■ **Dataset**

== == ==

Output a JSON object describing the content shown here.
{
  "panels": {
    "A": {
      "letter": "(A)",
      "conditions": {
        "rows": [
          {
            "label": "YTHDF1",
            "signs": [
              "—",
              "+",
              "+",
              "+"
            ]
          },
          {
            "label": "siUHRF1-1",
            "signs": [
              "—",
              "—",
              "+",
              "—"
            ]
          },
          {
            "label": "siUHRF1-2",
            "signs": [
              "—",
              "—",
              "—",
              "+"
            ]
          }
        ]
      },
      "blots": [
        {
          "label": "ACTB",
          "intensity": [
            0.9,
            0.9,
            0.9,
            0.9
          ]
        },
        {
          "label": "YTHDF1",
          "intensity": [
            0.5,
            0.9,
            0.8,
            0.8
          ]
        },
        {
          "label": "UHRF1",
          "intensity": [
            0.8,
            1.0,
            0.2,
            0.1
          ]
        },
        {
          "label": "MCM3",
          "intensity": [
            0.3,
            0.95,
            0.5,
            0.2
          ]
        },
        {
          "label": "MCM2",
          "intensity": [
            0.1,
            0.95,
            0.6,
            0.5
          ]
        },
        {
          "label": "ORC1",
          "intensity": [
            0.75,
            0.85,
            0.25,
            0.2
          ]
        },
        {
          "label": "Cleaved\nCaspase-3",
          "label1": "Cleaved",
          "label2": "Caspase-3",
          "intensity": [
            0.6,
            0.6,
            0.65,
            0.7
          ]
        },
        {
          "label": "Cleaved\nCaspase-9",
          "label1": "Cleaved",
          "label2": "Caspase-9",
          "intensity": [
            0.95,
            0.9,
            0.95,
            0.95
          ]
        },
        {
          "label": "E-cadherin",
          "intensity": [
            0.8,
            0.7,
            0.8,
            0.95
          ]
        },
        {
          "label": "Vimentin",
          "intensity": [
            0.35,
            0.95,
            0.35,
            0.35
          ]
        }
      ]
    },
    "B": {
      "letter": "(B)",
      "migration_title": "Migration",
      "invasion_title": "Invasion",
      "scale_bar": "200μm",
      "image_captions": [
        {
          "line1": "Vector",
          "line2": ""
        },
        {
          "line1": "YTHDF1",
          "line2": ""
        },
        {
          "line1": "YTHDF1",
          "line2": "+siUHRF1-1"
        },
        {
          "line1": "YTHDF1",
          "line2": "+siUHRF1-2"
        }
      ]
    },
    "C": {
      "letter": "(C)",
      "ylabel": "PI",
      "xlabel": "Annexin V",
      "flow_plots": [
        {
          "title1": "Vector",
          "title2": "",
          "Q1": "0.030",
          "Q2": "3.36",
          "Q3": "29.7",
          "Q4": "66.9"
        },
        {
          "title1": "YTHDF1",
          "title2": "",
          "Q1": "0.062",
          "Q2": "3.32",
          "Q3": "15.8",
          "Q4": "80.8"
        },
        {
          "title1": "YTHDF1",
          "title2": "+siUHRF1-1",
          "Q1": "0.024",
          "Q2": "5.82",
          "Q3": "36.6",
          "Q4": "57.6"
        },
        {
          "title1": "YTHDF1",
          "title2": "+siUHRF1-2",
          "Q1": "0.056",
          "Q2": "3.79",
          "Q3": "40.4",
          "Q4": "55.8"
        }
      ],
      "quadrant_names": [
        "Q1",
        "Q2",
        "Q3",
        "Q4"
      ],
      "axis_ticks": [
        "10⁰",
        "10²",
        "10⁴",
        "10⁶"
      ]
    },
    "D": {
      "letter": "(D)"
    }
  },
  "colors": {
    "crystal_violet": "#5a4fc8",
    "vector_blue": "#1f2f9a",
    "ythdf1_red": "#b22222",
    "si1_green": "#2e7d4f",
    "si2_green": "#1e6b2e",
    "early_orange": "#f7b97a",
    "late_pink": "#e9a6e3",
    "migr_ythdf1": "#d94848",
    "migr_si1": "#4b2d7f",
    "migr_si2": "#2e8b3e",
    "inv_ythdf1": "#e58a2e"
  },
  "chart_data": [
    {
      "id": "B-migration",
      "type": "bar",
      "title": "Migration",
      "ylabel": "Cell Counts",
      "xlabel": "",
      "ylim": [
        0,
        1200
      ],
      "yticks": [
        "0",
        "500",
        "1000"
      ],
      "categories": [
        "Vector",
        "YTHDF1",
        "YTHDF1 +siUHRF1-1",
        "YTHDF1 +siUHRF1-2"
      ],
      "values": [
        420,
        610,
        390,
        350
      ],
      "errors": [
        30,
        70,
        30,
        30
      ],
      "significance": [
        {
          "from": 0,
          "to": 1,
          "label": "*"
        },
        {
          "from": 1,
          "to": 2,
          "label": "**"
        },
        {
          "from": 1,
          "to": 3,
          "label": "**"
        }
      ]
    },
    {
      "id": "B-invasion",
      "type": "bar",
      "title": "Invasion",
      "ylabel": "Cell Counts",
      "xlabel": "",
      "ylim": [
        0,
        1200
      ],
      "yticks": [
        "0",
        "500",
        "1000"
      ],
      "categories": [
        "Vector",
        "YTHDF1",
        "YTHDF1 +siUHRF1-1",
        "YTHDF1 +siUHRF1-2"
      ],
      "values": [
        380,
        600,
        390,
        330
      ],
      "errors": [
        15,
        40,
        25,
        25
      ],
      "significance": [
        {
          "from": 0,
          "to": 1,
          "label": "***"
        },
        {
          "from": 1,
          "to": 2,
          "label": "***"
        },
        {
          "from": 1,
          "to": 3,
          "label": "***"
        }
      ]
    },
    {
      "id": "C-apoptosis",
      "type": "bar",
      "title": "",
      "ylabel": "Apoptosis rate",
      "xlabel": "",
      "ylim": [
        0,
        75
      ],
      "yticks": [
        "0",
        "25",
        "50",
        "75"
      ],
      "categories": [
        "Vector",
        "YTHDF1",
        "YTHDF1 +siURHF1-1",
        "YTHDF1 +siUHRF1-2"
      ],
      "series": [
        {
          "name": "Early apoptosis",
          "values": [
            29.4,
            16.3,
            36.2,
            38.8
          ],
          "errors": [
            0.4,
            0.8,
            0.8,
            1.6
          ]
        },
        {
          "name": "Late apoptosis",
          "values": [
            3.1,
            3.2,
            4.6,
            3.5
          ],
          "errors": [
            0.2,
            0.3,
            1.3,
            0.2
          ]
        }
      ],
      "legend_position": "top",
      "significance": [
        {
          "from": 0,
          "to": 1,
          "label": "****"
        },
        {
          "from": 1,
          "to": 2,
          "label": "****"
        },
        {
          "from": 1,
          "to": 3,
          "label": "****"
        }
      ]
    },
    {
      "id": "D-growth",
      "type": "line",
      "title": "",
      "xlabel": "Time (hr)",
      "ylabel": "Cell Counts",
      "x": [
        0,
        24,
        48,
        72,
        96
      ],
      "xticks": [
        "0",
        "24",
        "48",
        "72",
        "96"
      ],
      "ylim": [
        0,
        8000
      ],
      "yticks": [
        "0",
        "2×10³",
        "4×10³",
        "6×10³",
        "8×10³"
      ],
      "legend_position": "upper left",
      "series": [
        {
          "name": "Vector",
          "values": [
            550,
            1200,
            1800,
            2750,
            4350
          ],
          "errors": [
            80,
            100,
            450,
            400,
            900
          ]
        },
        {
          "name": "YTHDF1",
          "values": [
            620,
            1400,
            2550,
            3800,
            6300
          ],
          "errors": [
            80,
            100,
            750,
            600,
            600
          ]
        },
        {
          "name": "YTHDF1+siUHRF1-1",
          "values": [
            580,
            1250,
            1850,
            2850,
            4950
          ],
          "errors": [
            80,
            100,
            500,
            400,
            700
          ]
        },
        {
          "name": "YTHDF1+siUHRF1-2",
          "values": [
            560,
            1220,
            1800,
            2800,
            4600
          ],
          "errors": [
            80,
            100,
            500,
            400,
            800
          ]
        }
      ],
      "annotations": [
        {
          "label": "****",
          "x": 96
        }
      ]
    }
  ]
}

== == ==

Copy all of the material word for word.

Output a JSON object describing the content shown here.
{
  "panels": {
    "A": {
      "letter": "(A)",
      "conditions": {
        "rows": [
          {
            "label": "YTHDF1",
            "signs": [
              "—",
              "+",
              "+",
              "+"
            ]
          },
          {
            "label": "siUHRF1-1",
            "signs": [
              "—",
              "—",
              "+",
              "—"
            ]
          },
          {
            "label": "siUHRF1-2",
            "signs": [
              "—",
              "—",
              "—",
              "+"
            ]
          }
        ]
      },
      "blots": [
        {
          "label": "ACTB",
          "intensity": [
            0.9,
            0.9,
            0.9,
            0.9
          ]
        },
        {
          "label": "YTHDF1",
          "intensity": [
            0.5,
            0.9,
            0.8,
            0.8
          ]
        },
        {
          "label": "UHRF1",
          "intensity": [
            0.8,
            1.0,
            0.2,
            0.1
          ]
        },
        {
          "label": "MCM3",
          "intensity": [
            0.3,
            0.95,
            0.5,
            0.2
          ]
        },
        {
          "label": "MCM2",
          "intensity": [
            0.1,
            0.95,
            0.6,
            0.5
          ]
        },
        {
          "label": "ORC1",
          "intensity": [
            0.75,
            0.85,
            0.25,
            0.2
          ]
        },
        {
          "label": "Cleaved\nCaspase-3",
          "label1": "Cleaved",
          "label2": "Caspase-3",
          "intensity": [
            0.6,
            0.6,
            0.65,
            0.7
          ]
        },
        {
          "label": "Cleaved\nCaspase-9",
          "label1": "Cleaved",
          "label2": "Caspase-9",
          "intensity": [
            0.95,
            0.9,
            0.95,
            0.95
          ]
        },
        {
          "label": "E-cadherin",
          "intensity": [
            0.8,
            0.7,
            0.8,
            0.95
          ]
        },
        {
          "label": "Vimentin",
          "intensity": [
            0.35,
            0.95,
            0.35,
            0.35
          ]
        }
      ]
    },
    "B": {
      "letter": "(B)",
      "migration_title": "Migration",
      "invasion_title": "Invasion",
      "scale_bar": "200μm",
      "image_captions": [
        {
          "line1": "Vector",
          "line2": ""
        },
        {
          "line1": "YTHDF1",
          "line2": ""
        },
        {
          "line1": "YTHDF1",
          "line2": "+siUHRF1-1"
        },
        {
          "line1": "YTHDF1",
          "line2": "+siUHRF1-2"
        }
      ]
    },
    "C": {
      "letter": "(C)",
      "ylabel": "PI",
      "xlabel": "Annexin V",
      "flow_plots": [
        {
          "title1": "Vector",
          "title2": "",
          "Q1": "0.030",
          "Q2": "3.36",
          "Q3": "29.7",
          "Q4": "66.9"
        },
        {
          "title1": "YTHDF1",
          "title2": "",
          "Q1": "0.062",
          "Q2": "3.32",
          "Q3": "15.8",
          "Q4": "80.8"
        },
        {
          "title1": "YTHDF1",
          "title2": "+siUHRF1-1",
          "Q1": "0.024",
          "Q2": "5.82",
          "Q3": "36.6",
          "Q4": "57.6"
        },
        {
          "title1": "YTHDF1",
          "title2": "+siUHRF1-2",
          "Q1": "0.056",
          "Q2": "3.79",
          "Q3": "40.4",
          "Q4": "55.8"
        }
      ],
      "quadrant_names": [
        "Q1",
        "Q2",
        "Q3",
        "Q4"
      ],
      "axis_ticks": [
        "10⁰",
        "10²",
        "10⁴",
        "10⁶"
      ]
    },
    "D": {
      "letter": "(D)"
    }
  },
  "colors": {
    "crystal_violet": "#5a4fc8",
    "vector_blue": "#1f2f9a",
    "ythdf1_red": "#b22222",
    "si1_green": "#2e7d4f",
    "si2_green": "#1e6b2e",
    "early_orange": "#f7b97a",
    "late_pink": "#e9a6e3",
    "migr_ythdf1": "#d94848",
    "migr_si1": "#4b2d7f",
    "migr_si2": "#2e8b3e",
    "inv_ythdf1": "#e58a2e"
  },
  "chart_data": [
    {
      "id": "B-migration",
      "type": "bar",
      "title": "Migration",
      "ylabel": "Cell Counts",
      "xlabel": "",
      "ylim": [
        0,
        1200
      ],
      "yticks": [
        "0",
        "500",
        "1000"
      ],
      "categories": [
        "Vector",
        "YTHDF1",
        "YTHDF1 +siUHRF1-1",
        "YTHDF1 +siUHRF1-2"
      ],
      "values": [
        420,
        610,
        390,
        350
      ],
      "errors": [
        30,
        70,
        30,
        30
      ],
      "significance": [
        {
          "from": 0,
          "to": 1,
          "label": "*"
        },
        {
          "from": 1,
          "to": 2,
          "label": "**"
        },
        {
          "from": 1,
          "to": 3,
          "label": "**"
        }
      ]
    },
    {
      "id": "B-invasion",
      "type": "bar",
      "title": "Invasion",
      "ylabel": "Cell Counts",
      "xlabel": "",
      "ylim": [
        0,
        1200
      ],
      "yticks": [
        "0",
        "500",
        "1000"
      ],
      "categories": [
        "Vector",
        "YTHDF1",
        "YTHDF1 +siUHRF1-1",
        "YTHDF1 +siUHRF1-2"
      ],
      "values": [
        380,
        600,
        390,
        330
      ],
      "errors": [
        15,
        40,
        25,
        25
      ],
      "significance": [
        {
          "from": 0,
          "to": 1,
          "label": "***"
        },
        {
          "from": 1,
          "to": 2,
          "label": "***"
        },
        {
          "from": 1,
          "to": 3,
          "label": "***"
        }
      ]
    },
    {
      "id": "C-apoptosis",
      "type": "bar",
      "title": "",
      "ylabel": "Apoptosis rate",
      "xlabel": "",
      "ylim": [
        0,
        75
      ],
      "yticks": [
        "0",
        "25",
        "50",
        "75"
      ],
      "categories": [
        "Vector",
        "YTHDF1",
        "YTHDF1 +siURHF1-1",
        "YTHDF1 +siUHRF1-2"
      ],
      "series": [
        {
          "name": "Early apoptosis",
          "values": [
            29.4,
            16.3,
            36.2,
            38.8
          ],
          "errors": [
            0.4,
            0.8,
            0.8,
            1.6
          ]
        },
        {
          "name": "Late apoptosis",
          "values": [
            3.1,
            3.2,
            4.6,
            3.5
          ],
          "errors": [
            0.2,
            0.3,
            1.3,
            0.2
          ]
        }
      ],
      "legend_position": "top",
      "significance": [
        {
          "from": 0,
          "to": 1,
          "label": "****"
        },
        {
          "from": 1,
          "to": 2,
          "label": "****"
        },
        {
          "from": 1,
          "to": 3,
          "label": "****"
        }
      ]
    },
    {
      "id": "D-growth",
      "type": "line",
      "title": "",
      "xlabel": "Time (hr)",
      "ylabel": "Cell Counts",
      "x": [
        0,
        24,
        48,
        72,
        96
      ],
      "xticks": [
        "0",
        "24",
        "48",
        "72",
        "96"
      ],
      "ylim": [
        0,
        8000
      ],
      "yticks": [
        "0",
        "2×10³",
        "4×10³",
        "6×10³",
        "8×10³"
      ],
      "legend_position": "upper left",
      "series": [
        {
          "name": "Vector",
          "values": [
            550,
            1200,
            1800,
            2750,
            4350
          ],
          "errors": [
            80,
            100,
            450,
            400,
            900
          ]
        },
        {
          "name": "YTHDF1",
          "values": [
            620,
            1400,
            2550,
            3800,
            6300
          ],
          "errors": [
            80,
            100,
            750,
            600,
            600
          ]
        },
        {
          "name": "YTHDF1+siUHRF1-1",
          "values": [
            580,
            1250,
            1850,
            2850,
            4950
          ],
          "errors": [
            80,
            100,
            500,
            400,
            700
          ]
        },
        {
          "name": "YTHDF1+siUHRF1-2",
          "values": [
            560,
            1220,
            1800,
            2800,
            4600
          ],
          "errors": [
            80,
            100,
            500,
            400,
            800
          ]
        }
      ],
      "annotations": [
        {
          "label": "****",
          "x": 96
        }
      ]
    }
  ]
}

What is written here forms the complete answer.